## [Exercise requirements]
Retype exactly the lines from the one containing "Read all visible" through the last line of the records below, including both, and leave out any pictures.

## [Records for processing]
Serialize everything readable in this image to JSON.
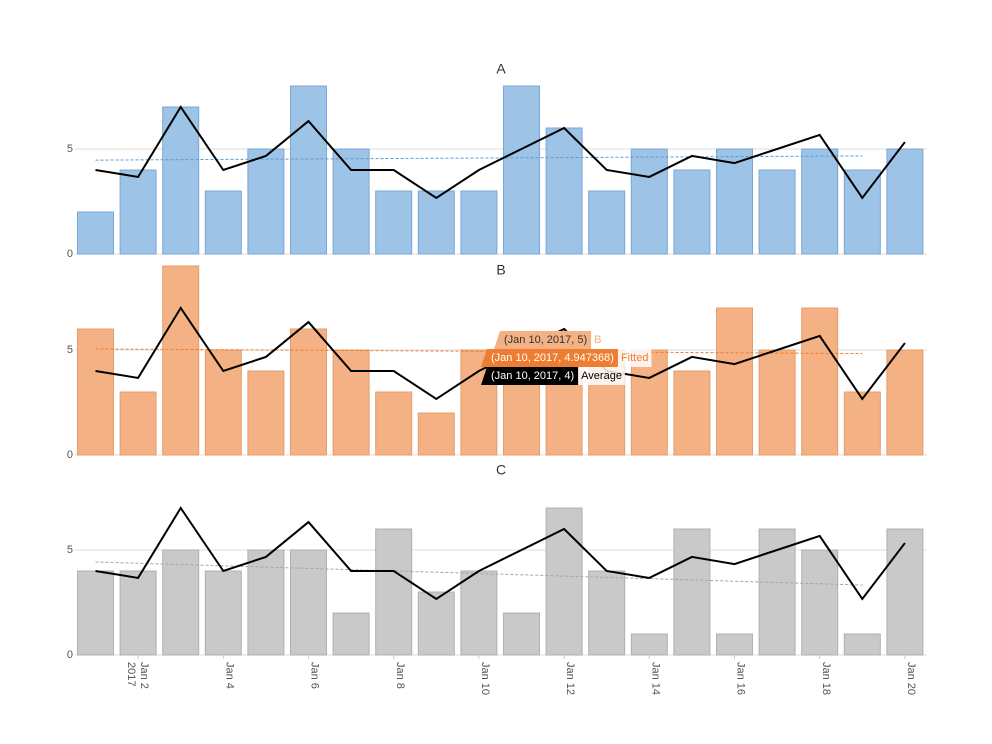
{
  "chart_data": {
    "type": "bar",
    "x": [
      "2017-01-01",
      "2017-01-02",
      "2017-01-03",
      "2017-01-04",
      "2017-01-05",
      "2017-01-06",
      "2017-01-07",
      "2017-01-08",
      "2017-01-09",
      "2017-01-10",
      "2017-01-11",
      "2017-01-12",
      "2017-01-13",
      "2017-01-14",
      "2017-01-15",
      "2017-01-16",
      "2017-01-17",
      "2017-01-18",
      "2017-01-19",
      "2017-01-20"
    ],
    "xticks": [
      {
        "value": "2017-01-02",
        "label": "Jan 2",
        "sublabel": "2017"
      },
      {
        "value": "2017-01-04",
        "label": "Jan 4"
      },
      {
        "value": "2017-01-06",
        "label": "Jan 6"
      },
      {
        "value": "2017-01-08",
        "label": "Jan 8"
      },
      {
        "value": "2017-01-10",
        "label": "Jan 10"
      },
      {
        "value": "2017-01-12",
        "label": "Jan 12"
      },
      {
        "value": "2017-01-14",
        "label": "Jan 14"
      },
      {
        "value": "2017-01-16",
        "label": "Jan 16"
      },
      {
        "value": "2017-01-18",
        "label": "Jan 18"
      },
      {
        "value": "2017-01-20",
        "label": "Jan 20"
      }
    ],
    "average": {
      "name": "Average",
      "color": "#000000",
      "values": [
        4,
        3.67,
        7,
        4,
        4.67,
        6.33,
        4,
        4,
        2.67,
        4,
        5,
        6,
        4,
        3.67,
        4.67,
        4.33,
        5,
        5.67,
        2.67,
        5.33
      ]
    },
    "panels": [
      {
        "title": "A",
        "color": "#9dc3e6",
        "stroke": "#7aa7d5",
        "ylim": [
          0,
          8
        ],
        "yticks": [
          0,
          5
        ],
        "values": [
          2,
          4,
          7,
          3,
          5,
          8,
          5,
          3,
          3,
          3,
          8,
          6,
          3,
          5,
          4,
          5,
          4,
          5,
          4,
          5
        ],
        "fitted": {
          "name": "Fitted",
          "color": "#5b9bd5",
          "x": [
            "2017-01-01",
            "2017-01-19"
          ],
          "values": [
            4.47,
            4.67
          ]
        }
      },
      {
        "title": "B",
        "color": "#f4b183",
        "stroke": "#e59d6b",
        "ylim": [
          0,
          9
        ],
        "yticks": [
          0,
          5
        ],
        "values": [
          6,
          3,
          9,
          5,
          4,
          6,
          5,
          3,
          2,
          5,
          5,
          5,
          5,
          5,
          4,
          7,
          5,
          7,
          3,
          5
        ],
        "fitted": {
          "name": "Fitted",
          "color": "#ed7d31",
          "x": [
            "2017-01-01",
            "2017-01-19"
          ],
          "values": [
            5.05,
            4.83
          ]
        }
      },
      {
        "title": "C",
        "color": "#c9c9c9",
        "stroke": "#b0b0b0",
        "ylim": [
          0,
          7
        ],
        "yticks": [
          0,
          5
        ],
        "values": [
          4,
          4,
          5,
          4,
          5,
          5,
          2,
          6,
          3,
          4,
          2,
          7,
          4,
          1,
          6,
          1,
          6,
          5,
          1,
          6
        ],
        "fitted": {
          "name": "Fitted",
          "color": "#a5a5a5",
          "x": [
            "2017-01-01",
            "2017-01-19"
          ],
          "values": [
            4.43,
            3.33
          ]
        }
      }
    ],
    "tooltip": [
      {
        "text": "(Jan 10, 2017, 5)",
        "name": "B",
        "color": "#f4b183"
      },
      {
        "text": "(Jan 10, 2017, 4.947368)",
        "name": "Fitted",
        "color": "#ed7d31"
      },
      {
        "text": "(Jan 10, 2017, 4)",
        "name": "Average",
        "color": "#000000"
      }
    ]
  }
}
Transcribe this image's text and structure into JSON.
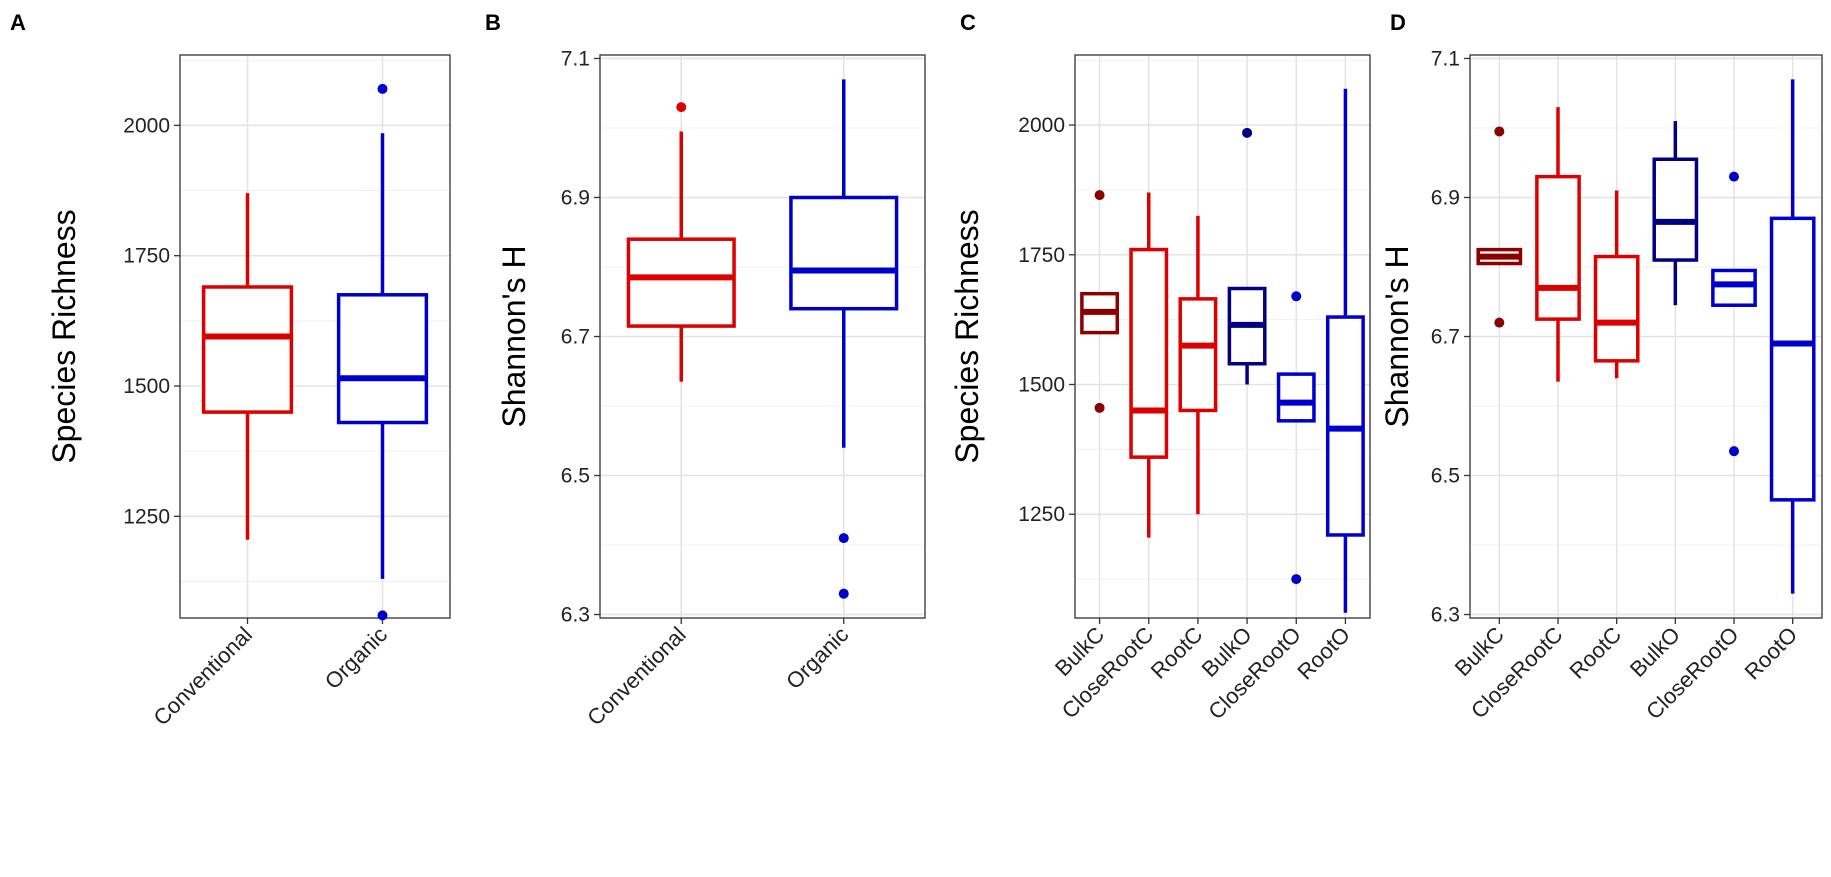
{
  "chart_data": [
    {
      "panel": "A",
      "type": "boxplot",
      "ylabel": "Species Richness",
      "ylim": [
        1055,
        2135
      ],
      "yticks": [
        1250,
        1500,
        1750,
        2000
      ],
      "ytick_labels": [
        "1250",
        "1500",
        "1750",
        "2000"
      ],
      "grid": true,
      "categories": [
        "Conventional",
        "Organic"
      ],
      "colors": [
        "#dd0000",
        "#0000cc"
      ],
      "boxes": [
        {
          "name": "Conventional",
          "whisker_low": 1205,
          "q1": 1450,
          "median": 1595,
          "q3": 1690,
          "whisker_high": 1870,
          "outliers": []
        },
        {
          "name": "Organic",
          "whisker_low": 1130,
          "q1": 1430,
          "median": 1515,
          "q3": 1675,
          "whisker_high": 1985,
          "outliers": [
            2070,
            1060
          ]
        }
      ]
    },
    {
      "panel": "B",
      "type": "boxplot",
      "ylabel": "Shannon's H",
      "ylim": [
        6.295,
        7.105
      ],
      "yticks": [
        6.3,
        6.5,
        6.7,
        6.9,
        7.1
      ],
      "ytick_labels": [
        "6.3",
        "6.5",
        "6.7",
        "6.9",
        "7.1"
      ],
      "grid": true,
      "categories": [
        "Conventional",
        "Organic"
      ],
      "colors": [
        "#dd0000",
        "#0000cc"
      ],
      "boxes": [
        {
          "name": "Conventional",
          "whisker_low": 6.635,
          "q1": 6.715,
          "median": 6.785,
          "q3": 6.84,
          "whisker_high": 6.995,
          "outliers": [
            7.03
          ]
        },
        {
          "name": "Organic",
          "whisker_low": 6.54,
          "q1": 6.74,
          "median": 6.795,
          "q3": 6.9,
          "whisker_high": 7.07,
          "outliers": [
            6.41,
            6.33
          ]
        }
      ]
    },
    {
      "panel": "C",
      "type": "boxplot",
      "ylabel": "Species Richness",
      "ylim": [
        1050,
        2135
      ],
      "yticks": [
        1250,
        1500,
        1750,
        2000
      ],
      "ytick_labels": [
        "1250",
        "1500",
        "1750",
        "2000"
      ],
      "grid": true,
      "categories": [
        "BulkC",
        "CloseRootC",
        "RootC",
        "BulkO",
        "CloseRootO",
        "RootO"
      ],
      "colors": [
        "#8b0000",
        "#dd0000",
        "#dd0000",
        "#000080",
        "#0000cc",
        "#0000cc"
      ],
      "boxes": [
        {
          "name": "BulkC",
          "whisker_low": 1600,
          "q1": 1600,
          "median": 1640,
          "q3": 1675,
          "whisker_high": 1675,
          "outliers": [
            1865,
            1455
          ]
        },
        {
          "name": "CloseRootC",
          "whisker_low": 1205,
          "q1": 1360,
          "median": 1450,
          "q3": 1760,
          "whisker_high": 1870,
          "outliers": []
        },
        {
          "name": "RootC",
          "whisker_low": 1250,
          "q1": 1450,
          "median": 1575,
          "q3": 1665,
          "whisker_high": 1825,
          "outliers": []
        },
        {
          "name": "BulkO",
          "whisker_low": 1500,
          "q1": 1540,
          "median": 1615,
          "q3": 1685,
          "whisker_high": 1685,
          "outliers": [
            1985
          ]
        },
        {
          "name": "CloseRootO",
          "whisker_low": 1430,
          "q1": 1430,
          "median": 1465,
          "q3": 1520,
          "whisker_high": 1520,
          "outliers": [
            1670,
            1125
          ]
        },
        {
          "name": "RootO",
          "whisker_low": 1060,
          "q1": 1210,
          "median": 1415,
          "q3": 1630,
          "whisker_high": 2070,
          "outliers": []
        }
      ]
    },
    {
      "panel": "D",
      "type": "boxplot",
      "ylabel": "Shannon's H",
      "ylim": [
        6.295,
        7.105
      ],
      "yticks": [
        6.3,
        6.5,
        6.7,
        6.9,
        7.1
      ],
      "ytick_labels": [
        "6.3",
        "6.5",
        "6.7",
        "6.9",
        "7.1"
      ],
      "grid": true,
      "categories": [
        "BulkC",
        "CloseRootC",
        "RootC",
        "BulkO",
        "CloseRootO",
        "RootO"
      ],
      "colors": [
        "#8b0000",
        "#dd0000",
        "#dd0000",
        "#000080",
        "#0000cc",
        "#0000cc"
      ],
      "boxes": [
        {
          "name": "BulkC",
          "whisker_low": 6.805,
          "q1": 6.805,
          "median": 6.815,
          "q3": 6.825,
          "whisker_high": 6.825,
          "outliers": [
            6.995,
            6.72
          ]
        },
        {
          "name": "CloseRootC",
          "whisker_low": 6.635,
          "q1": 6.725,
          "median": 6.77,
          "q3": 6.93,
          "whisker_high": 7.03,
          "outliers": []
        },
        {
          "name": "RootC",
          "whisker_low": 6.64,
          "q1": 6.665,
          "median": 6.72,
          "q3": 6.815,
          "whisker_high": 6.91,
          "outliers": []
        },
        {
          "name": "BulkO",
          "whisker_low": 6.745,
          "q1": 6.81,
          "median": 6.865,
          "q3": 6.955,
          "whisker_high": 7.01,
          "outliers": []
        },
        {
          "name": "CloseRootO",
          "whisker_low": 6.745,
          "q1": 6.745,
          "median": 6.775,
          "q3": 6.795,
          "whisker_high": 6.795,
          "outliers": [
            6.93,
            6.535
          ]
        },
        {
          "name": "RootO",
          "whisker_low": 6.33,
          "q1": 6.465,
          "median": 6.69,
          "q3": 6.87,
          "whisker_high": 7.07,
          "outliers": []
        }
      ]
    }
  ]
}
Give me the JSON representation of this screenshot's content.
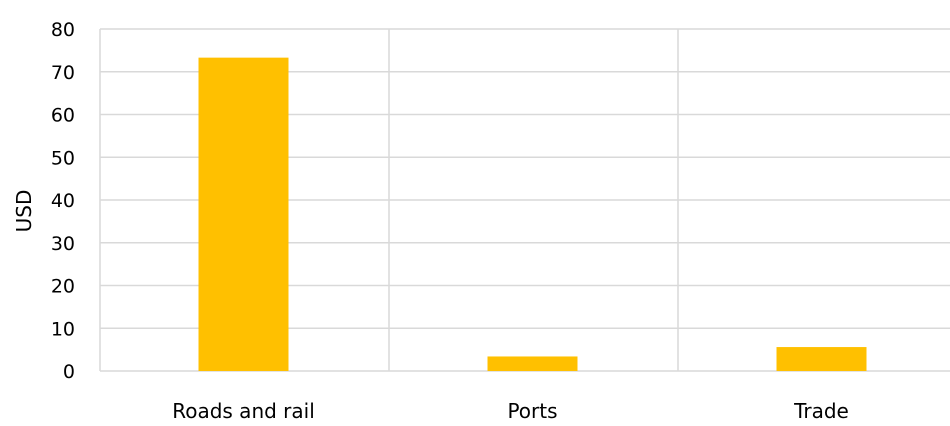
{
  "chart_data": {
    "type": "bar",
    "categories": [
      "Roads and rail",
      "Ports",
      "Trade"
    ],
    "values": [
      73.3,
      3.4,
      5.6
    ],
    "xlabel": "",
    "ylabel": "USD",
    "ylim": [
      0,
      80
    ],
    "yticks": [
      0,
      10,
      20,
      30,
      40,
      50,
      60,
      70,
      80
    ],
    "grid": true,
    "legend": "none",
    "bar_color": "#FFC000",
    "grid_color": "#D9D9D9"
  }
}
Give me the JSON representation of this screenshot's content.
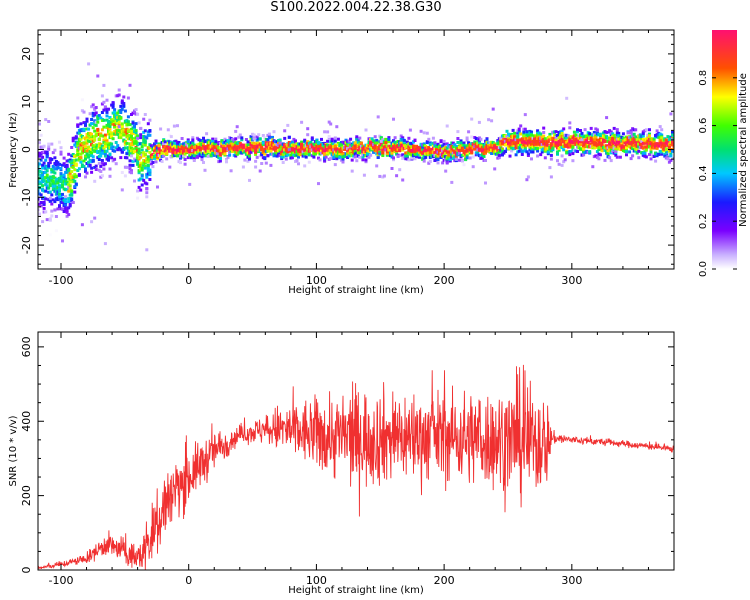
{
  "title": "S100.2022.004.22.38.G30",
  "chart_data": [
    {
      "type": "heatmap",
      "title": "S100.2022.004.22.38.G30",
      "xlabel": "Height of straight line (km)",
      "ylabel": "Frequency (Hz)",
      "xlim": [
        -118,
        380
      ],
      "ylim": [
        -25,
        25
      ],
      "xticks": [
        "-100",
        "0",
        "100",
        "200",
        "300"
      ],
      "yticks": [
        "-20",
        "-10",
        "0",
        "10",
        "20"
      ],
      "colorbar": {
        "label": "Normalized spectral amplitude",
        "range": [
          0,
          1
        ],
        "ticks": [
          "0.0",
          "0.2",
          "0.4",
          "0.6",
          "0.8"
        ]
      },
      "ridge": {
        "description_x": [
          -110,
          -95,
          -85,
          -75,
          -65,
          -55,
          -50,
          -45,
          -40,
          -38,
          -35,
          -30,
          -20,
          0,
          50,
          100,
          150,
          200,
          240,
          250,
          300,
          380
        ],
        "frequency_hz": [
          -6,
          -8,
          0,
          2,
          3,
          5,
          4,
          2,
          0,
          -3,
          -1,
          -1,
          0,
          0,
          0.5,
          0,
          0.5,
          -0.5,
          0.5,
          1.5,
          1.5,
          1
        ]
      }
    },
    {
      "type": "line",
      "xlabel": "Height of straight line (km)",
      "ylabel": "SNR (10 * v/v)",
      "xlim": [
        -118,
        380
      ],
      "ylim": [
        0,
        640
      ],
      "xticks": [
        "-100",
        "0",
        "100",
        "200",
        "300"
      ],
      "yticks": [
        "0",
        "200",
        "400",
        "600"
      ],
      "color": "#f03030",
      "envelope": {
        "x": [
          -118,
          -100,
          -80,
          -65,
          -50,
          -40,
          -30,
          -20,
          -10,
          0,
          20,
          40,
          55,
          70,
          100,
          130,
          160,
          200,
          240,
          260,
          280,
          285,
          300,
          340,
          380
        ],
        "mean": [
          5,
          15,
          30,
          70,
          50,
          30,
          80,
          170,
          220,
          250,
          320,
          365,
          375,
          380,
          365,
          355,
          360,
          360,
          350,
          350,
          345,
          355,
          350,
          340,
          325
        ],
        "spread": [
          5,
          8,
          15,
          35,
          40,
          40,
          90,
          120,
          100,
          80,
          60,
          25,
          40,
          70,
          110,
          150,
          140,
          130,
          150,
          180,
          140,
          20,
          12,
          10,
          10
        ]
      }
    }
  ]
}
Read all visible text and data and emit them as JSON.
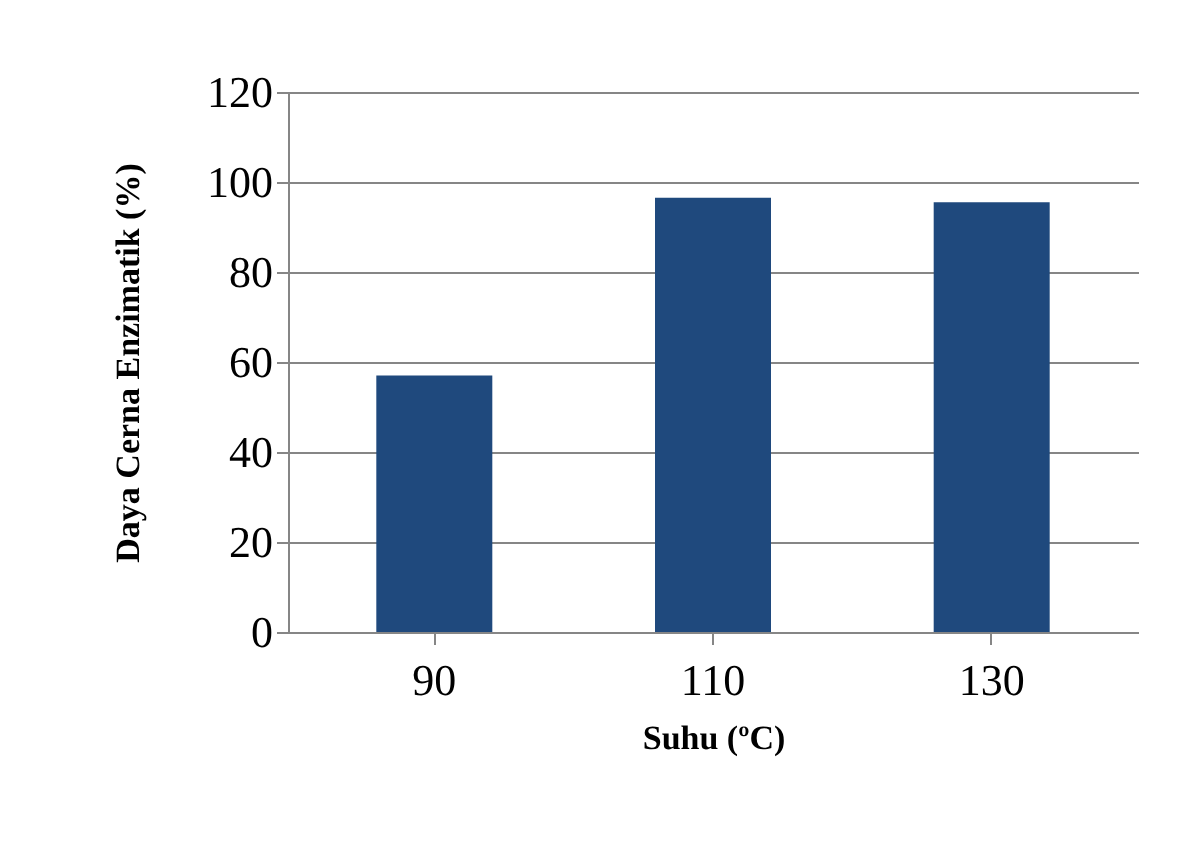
{
  "chart_data": {
    "type": "bar",
    "xlabel": "Suhu (ºC)",
    "ylabel": "Daya Cerna Enzimatik (%)",
    "categories": [
      "90",
      "110",
      "130"
    ],
    "values": [
      57,
      96.5,
      95.5
    ],
    "color": "#1f497d",
    "ylim": [
      0,
      120
    ],
    "yticks": [
      0,
      20,
      40,
      60,
      80,
      100,
      120
    ],
    "grid": "y"
  }
}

## [Solution to this task]
Read all visible text and data and emit them as JSON.
{
  "chart_data": {
    "type": "bar",
    "xlabel": "Suhu (ºC)",
    "ylabel": "Daya Cerna Enzimatik (%)",
    "categories": [
      "90",
      "110",
      "130"
    ],
    "values": [
      57,
      96.5,
      95.5
    ],
    "color": "#1f497d",
    "ylim": [
      0,
      120
    ],
    "yticks": [
      0,
      20,
      40,
      60,
      80,
      100,
      120
    ],
    "grid": "y"
  }
}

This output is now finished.